- **INSTRUCTIONS FOR THE TASK**:
Extract every line below that contains the word "units".

(Records)
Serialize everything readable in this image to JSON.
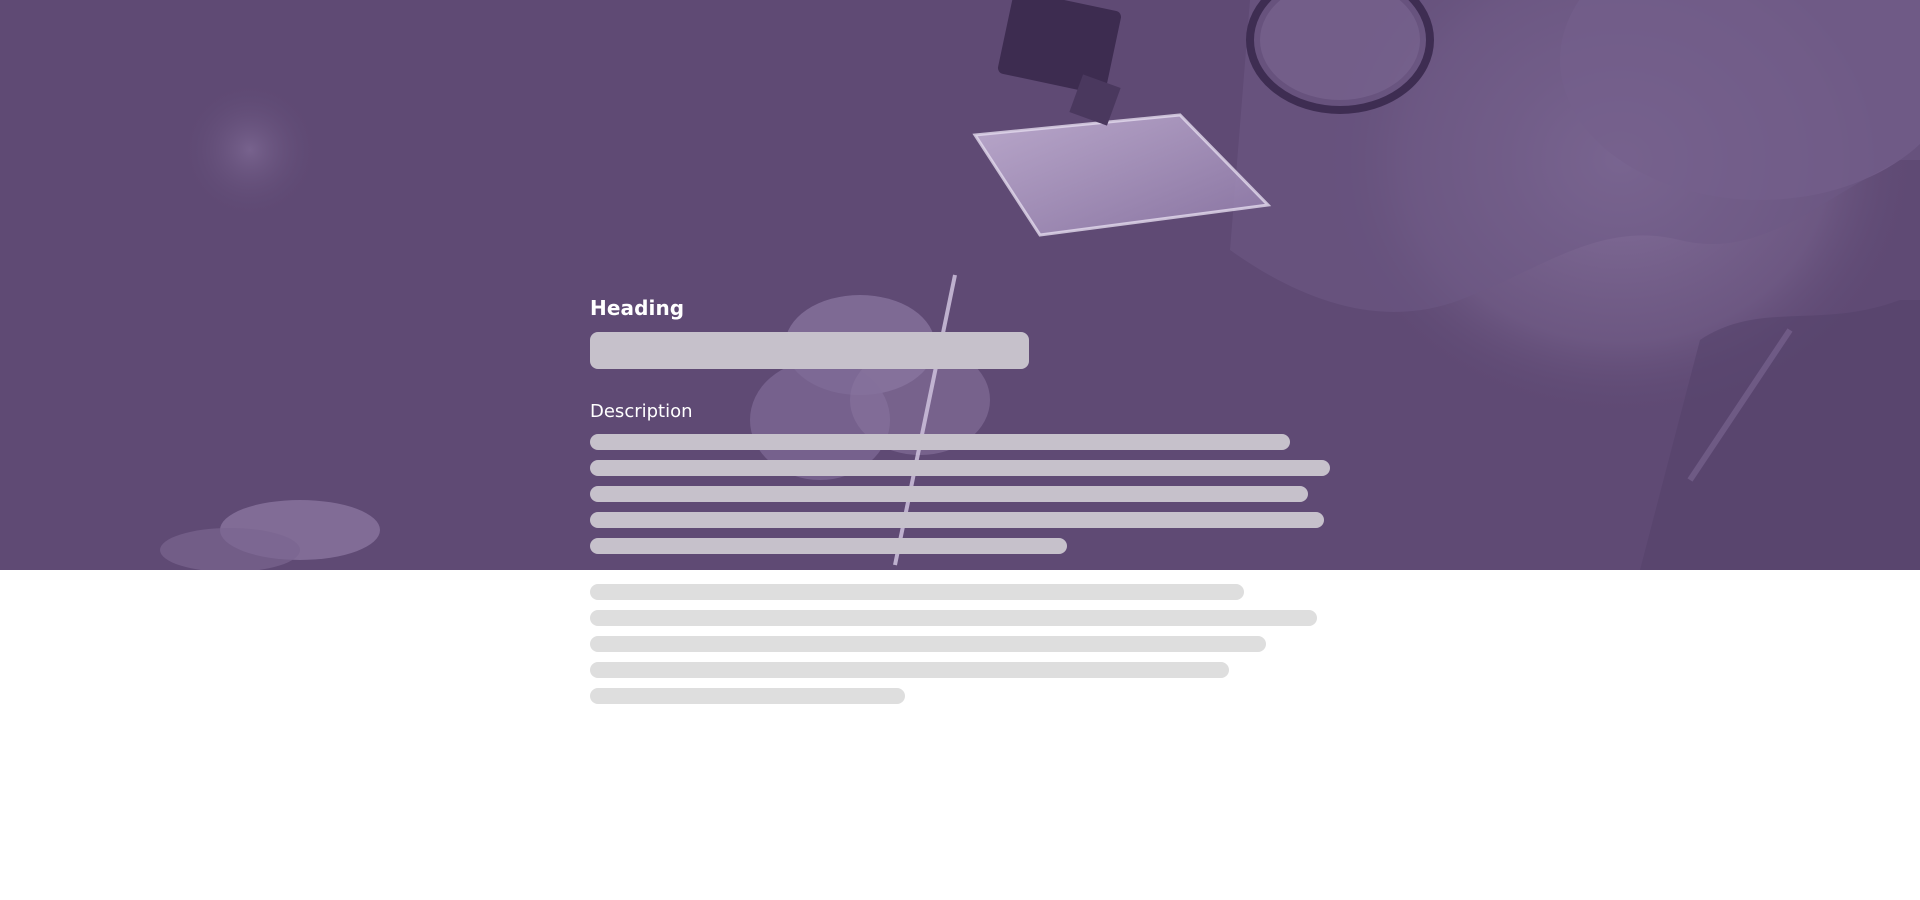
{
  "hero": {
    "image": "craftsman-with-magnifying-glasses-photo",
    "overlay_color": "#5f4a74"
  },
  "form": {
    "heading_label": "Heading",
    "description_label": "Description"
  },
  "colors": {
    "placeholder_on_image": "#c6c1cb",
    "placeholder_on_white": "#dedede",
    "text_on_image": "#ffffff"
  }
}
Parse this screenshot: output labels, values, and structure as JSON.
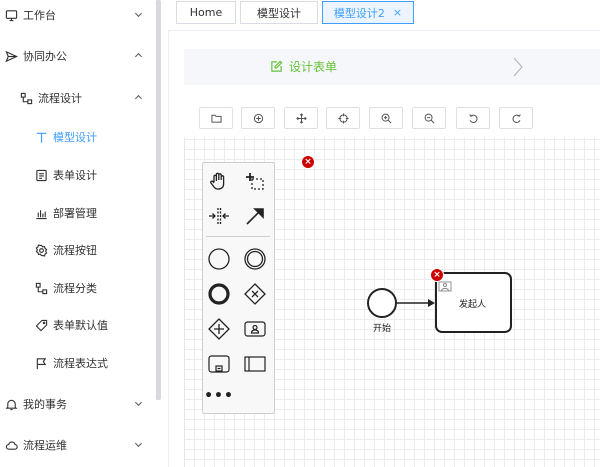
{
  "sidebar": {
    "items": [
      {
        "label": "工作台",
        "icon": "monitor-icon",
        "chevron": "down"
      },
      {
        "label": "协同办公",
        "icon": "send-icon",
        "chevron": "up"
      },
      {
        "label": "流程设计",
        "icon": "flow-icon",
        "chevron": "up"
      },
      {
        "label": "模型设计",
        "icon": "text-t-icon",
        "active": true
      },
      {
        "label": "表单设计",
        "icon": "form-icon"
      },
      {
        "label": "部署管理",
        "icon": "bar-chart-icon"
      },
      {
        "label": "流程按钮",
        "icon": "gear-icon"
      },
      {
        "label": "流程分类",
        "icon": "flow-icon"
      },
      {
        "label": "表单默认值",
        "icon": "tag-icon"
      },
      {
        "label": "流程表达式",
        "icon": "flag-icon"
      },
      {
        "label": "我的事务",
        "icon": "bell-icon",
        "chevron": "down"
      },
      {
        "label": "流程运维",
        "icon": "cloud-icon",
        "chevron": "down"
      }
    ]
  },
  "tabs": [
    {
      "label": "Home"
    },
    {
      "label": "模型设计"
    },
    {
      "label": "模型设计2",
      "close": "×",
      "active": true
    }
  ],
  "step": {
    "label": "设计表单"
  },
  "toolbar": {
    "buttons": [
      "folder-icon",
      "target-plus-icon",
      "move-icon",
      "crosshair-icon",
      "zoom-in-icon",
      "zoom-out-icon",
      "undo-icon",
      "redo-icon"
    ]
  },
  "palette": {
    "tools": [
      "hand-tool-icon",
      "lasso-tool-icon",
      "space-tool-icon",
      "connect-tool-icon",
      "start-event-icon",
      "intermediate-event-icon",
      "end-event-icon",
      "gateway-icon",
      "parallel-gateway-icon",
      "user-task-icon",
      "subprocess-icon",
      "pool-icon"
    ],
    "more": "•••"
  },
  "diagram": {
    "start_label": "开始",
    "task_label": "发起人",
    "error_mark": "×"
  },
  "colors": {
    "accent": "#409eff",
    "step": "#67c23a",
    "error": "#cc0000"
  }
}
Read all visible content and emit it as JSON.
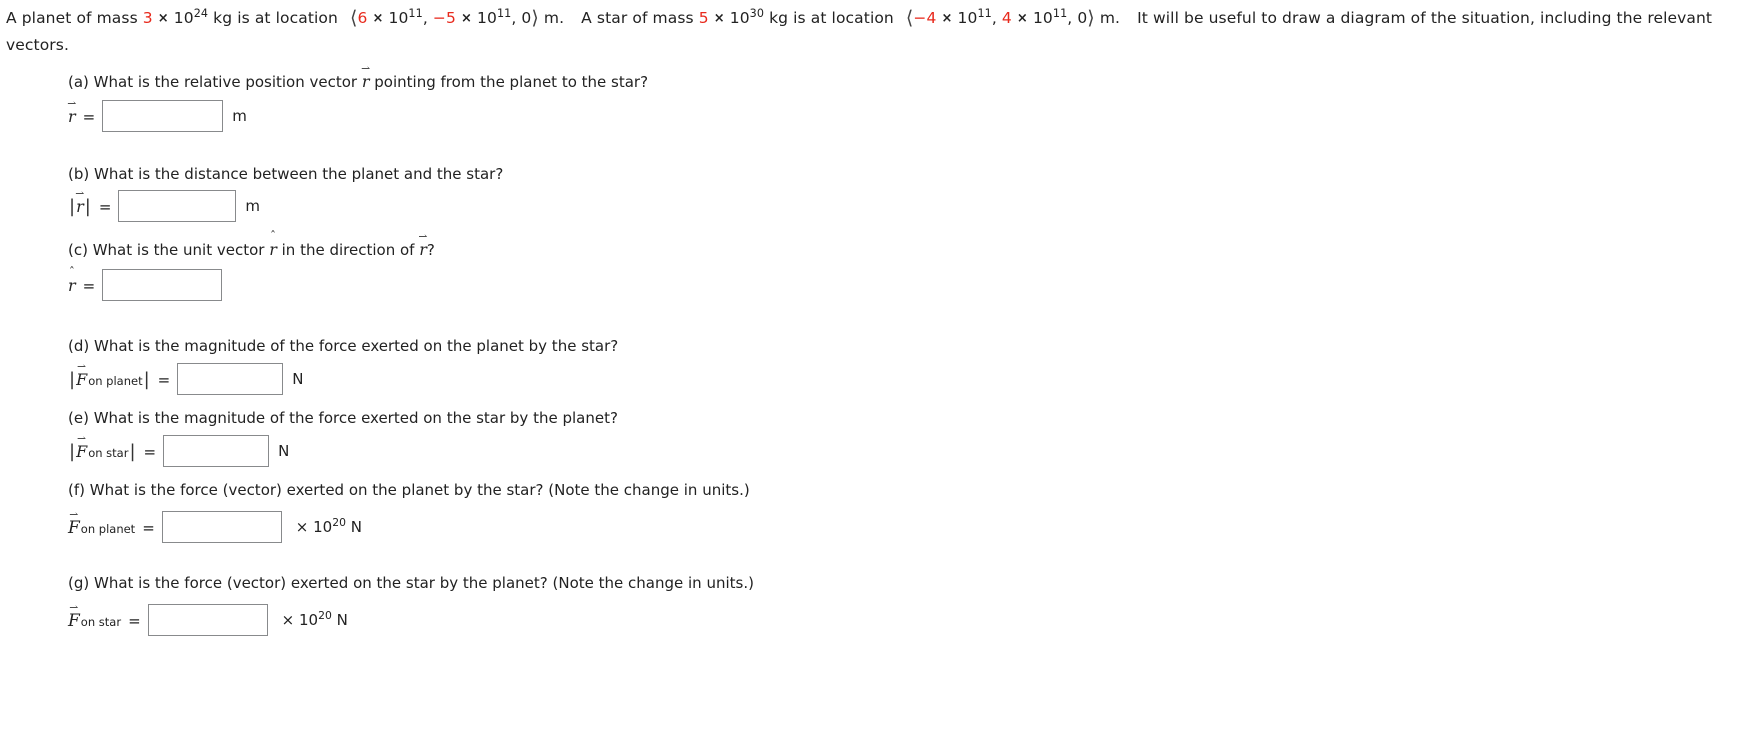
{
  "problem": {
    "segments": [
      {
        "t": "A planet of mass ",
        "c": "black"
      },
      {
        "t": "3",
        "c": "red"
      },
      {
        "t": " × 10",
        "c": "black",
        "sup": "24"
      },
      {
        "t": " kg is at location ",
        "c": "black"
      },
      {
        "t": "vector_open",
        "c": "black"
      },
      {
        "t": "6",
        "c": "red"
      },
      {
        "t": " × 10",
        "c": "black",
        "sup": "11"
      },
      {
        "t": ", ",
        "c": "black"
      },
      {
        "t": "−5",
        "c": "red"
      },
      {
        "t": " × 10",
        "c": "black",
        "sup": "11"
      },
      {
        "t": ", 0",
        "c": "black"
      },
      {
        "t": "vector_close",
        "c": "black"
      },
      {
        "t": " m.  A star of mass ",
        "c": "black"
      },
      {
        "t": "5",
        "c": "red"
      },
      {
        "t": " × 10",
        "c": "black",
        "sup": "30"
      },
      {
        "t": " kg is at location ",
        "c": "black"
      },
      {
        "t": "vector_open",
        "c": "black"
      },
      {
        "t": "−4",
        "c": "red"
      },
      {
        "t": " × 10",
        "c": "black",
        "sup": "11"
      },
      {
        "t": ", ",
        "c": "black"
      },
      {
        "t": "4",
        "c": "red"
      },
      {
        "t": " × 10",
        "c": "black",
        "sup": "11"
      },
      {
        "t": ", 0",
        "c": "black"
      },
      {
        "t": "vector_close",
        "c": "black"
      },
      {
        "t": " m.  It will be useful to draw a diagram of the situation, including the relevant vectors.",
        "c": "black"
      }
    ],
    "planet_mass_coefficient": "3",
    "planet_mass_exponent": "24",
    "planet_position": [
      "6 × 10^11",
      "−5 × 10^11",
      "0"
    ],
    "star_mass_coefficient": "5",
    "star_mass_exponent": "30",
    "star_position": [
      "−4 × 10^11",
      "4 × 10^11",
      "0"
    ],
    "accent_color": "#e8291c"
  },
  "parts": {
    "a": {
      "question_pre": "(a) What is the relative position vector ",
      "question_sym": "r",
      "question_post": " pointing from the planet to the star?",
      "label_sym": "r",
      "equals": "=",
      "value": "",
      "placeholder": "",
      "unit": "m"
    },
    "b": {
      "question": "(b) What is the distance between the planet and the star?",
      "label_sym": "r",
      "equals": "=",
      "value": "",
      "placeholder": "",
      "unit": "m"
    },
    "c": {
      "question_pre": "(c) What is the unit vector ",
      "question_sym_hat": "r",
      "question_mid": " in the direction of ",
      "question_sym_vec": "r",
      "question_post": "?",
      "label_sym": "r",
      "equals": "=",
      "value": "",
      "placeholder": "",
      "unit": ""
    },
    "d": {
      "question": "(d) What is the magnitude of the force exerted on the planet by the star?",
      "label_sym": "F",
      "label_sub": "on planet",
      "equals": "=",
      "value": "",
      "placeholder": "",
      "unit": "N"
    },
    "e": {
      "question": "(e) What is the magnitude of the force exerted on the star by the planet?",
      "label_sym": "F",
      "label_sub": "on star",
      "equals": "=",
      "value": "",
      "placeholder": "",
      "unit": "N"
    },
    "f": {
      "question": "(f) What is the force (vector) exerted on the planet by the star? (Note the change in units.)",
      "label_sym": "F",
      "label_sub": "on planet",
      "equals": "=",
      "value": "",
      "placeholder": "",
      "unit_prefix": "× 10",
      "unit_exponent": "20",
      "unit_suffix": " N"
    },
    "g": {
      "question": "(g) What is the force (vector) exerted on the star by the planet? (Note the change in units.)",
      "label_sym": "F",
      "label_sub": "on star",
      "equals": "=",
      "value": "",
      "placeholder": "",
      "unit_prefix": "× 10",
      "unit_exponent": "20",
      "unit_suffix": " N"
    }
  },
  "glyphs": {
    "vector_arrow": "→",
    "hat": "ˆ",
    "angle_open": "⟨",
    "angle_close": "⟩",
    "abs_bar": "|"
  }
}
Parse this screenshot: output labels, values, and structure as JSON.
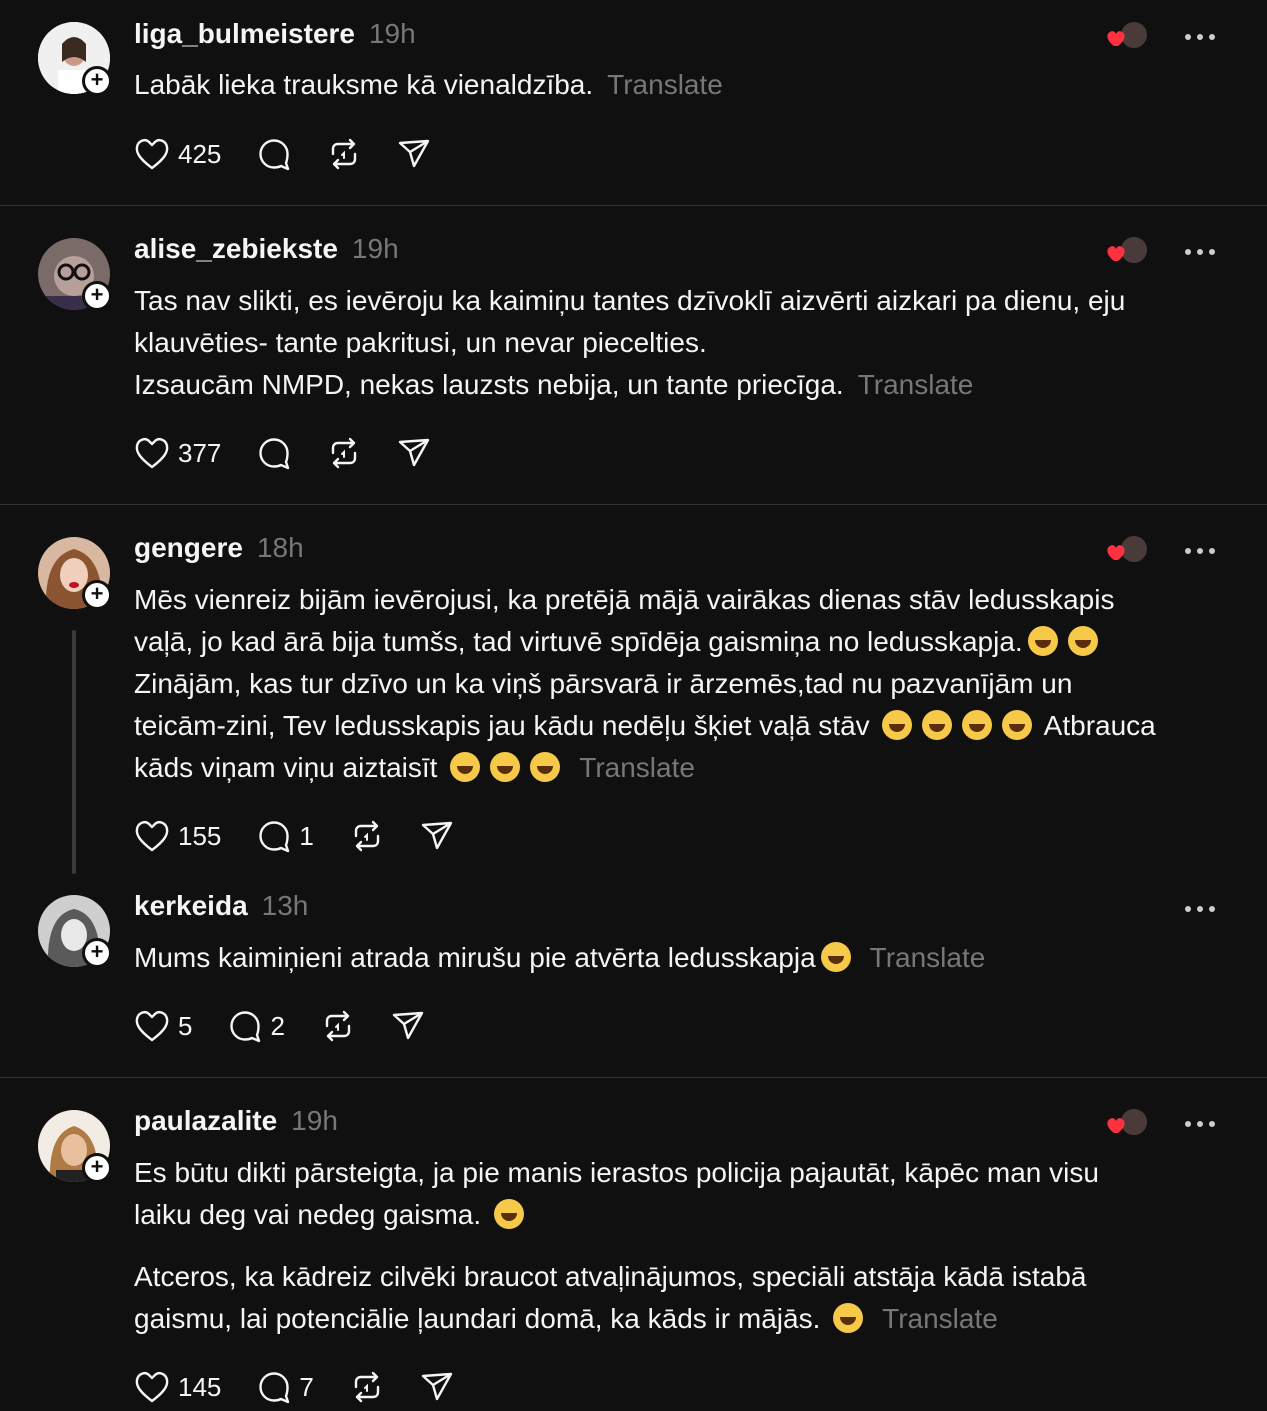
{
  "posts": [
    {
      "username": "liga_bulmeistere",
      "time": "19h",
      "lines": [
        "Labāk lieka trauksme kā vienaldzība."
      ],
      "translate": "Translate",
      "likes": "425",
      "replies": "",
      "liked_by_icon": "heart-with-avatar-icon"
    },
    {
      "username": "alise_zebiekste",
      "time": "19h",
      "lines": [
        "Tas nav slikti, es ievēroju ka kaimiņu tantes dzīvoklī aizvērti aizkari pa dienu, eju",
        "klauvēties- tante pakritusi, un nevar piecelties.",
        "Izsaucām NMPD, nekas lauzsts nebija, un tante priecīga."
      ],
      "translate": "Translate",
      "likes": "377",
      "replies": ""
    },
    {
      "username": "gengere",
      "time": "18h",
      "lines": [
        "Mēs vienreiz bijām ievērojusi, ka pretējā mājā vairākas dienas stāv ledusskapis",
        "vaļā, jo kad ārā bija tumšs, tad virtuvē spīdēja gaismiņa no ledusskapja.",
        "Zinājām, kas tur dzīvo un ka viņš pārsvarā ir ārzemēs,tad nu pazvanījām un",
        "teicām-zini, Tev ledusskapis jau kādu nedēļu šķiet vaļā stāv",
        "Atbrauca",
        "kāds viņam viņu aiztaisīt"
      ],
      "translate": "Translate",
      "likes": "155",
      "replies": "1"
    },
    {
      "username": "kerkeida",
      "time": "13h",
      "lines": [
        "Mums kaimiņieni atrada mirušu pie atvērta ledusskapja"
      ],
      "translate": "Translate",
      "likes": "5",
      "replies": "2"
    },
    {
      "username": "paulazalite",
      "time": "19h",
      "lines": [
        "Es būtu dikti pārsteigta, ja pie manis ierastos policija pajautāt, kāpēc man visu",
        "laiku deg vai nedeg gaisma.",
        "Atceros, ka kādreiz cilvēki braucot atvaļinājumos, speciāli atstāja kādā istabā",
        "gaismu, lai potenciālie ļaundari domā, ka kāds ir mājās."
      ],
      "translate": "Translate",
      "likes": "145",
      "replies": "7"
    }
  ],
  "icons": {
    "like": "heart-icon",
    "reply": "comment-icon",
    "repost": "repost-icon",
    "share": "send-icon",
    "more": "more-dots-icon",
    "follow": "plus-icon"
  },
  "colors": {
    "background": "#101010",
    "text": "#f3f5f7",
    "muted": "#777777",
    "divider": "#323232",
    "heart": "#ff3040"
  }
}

- **SOLUTION**:
      "question": "(f) What is the force (vector) exerted on the planet by the star? (Note the change in units.)",
      "question": "(g) What is the force (vector) exerted on the star by the planet? (Note the change in units.)",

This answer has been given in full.